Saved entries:

□ □ □ □

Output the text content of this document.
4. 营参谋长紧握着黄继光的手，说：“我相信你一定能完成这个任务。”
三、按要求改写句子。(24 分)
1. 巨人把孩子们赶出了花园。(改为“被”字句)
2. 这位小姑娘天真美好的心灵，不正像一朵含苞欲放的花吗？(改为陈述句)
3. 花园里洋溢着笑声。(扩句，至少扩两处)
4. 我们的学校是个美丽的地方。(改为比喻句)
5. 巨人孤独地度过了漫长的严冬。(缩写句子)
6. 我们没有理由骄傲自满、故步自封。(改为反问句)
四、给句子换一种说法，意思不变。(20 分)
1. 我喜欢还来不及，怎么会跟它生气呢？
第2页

□ □ □ □

Each record above must be given again exactly.

Output the text content of this document.
4. 营参谋长紧握着黄继光的手，说：“我相信你一定能完成这个任务。”
三、按要求改写句子。(24 分)
1. 巨人把孩子们赶出了花园。(改为“被”字句)
2. 这位小姑娘天真美好的心灵，不正像一朵含苞欲放的花吗？(改为陈述句)
3. 花园里洋溢着笑声。(扩句，至少扩两处)
4. 我们的学校是个美丽的地方。(改为比喻句)
5. 巨人孤独地度过了漫长的严冬。(缩写句子)
6. 我们没有理由骄傲自满、故步自封。(改为反问句)
四、给句子换一种说法，意思不变。(20 分)
1. 我喜欢还来不及，怎么会跟它生气呢？
第2页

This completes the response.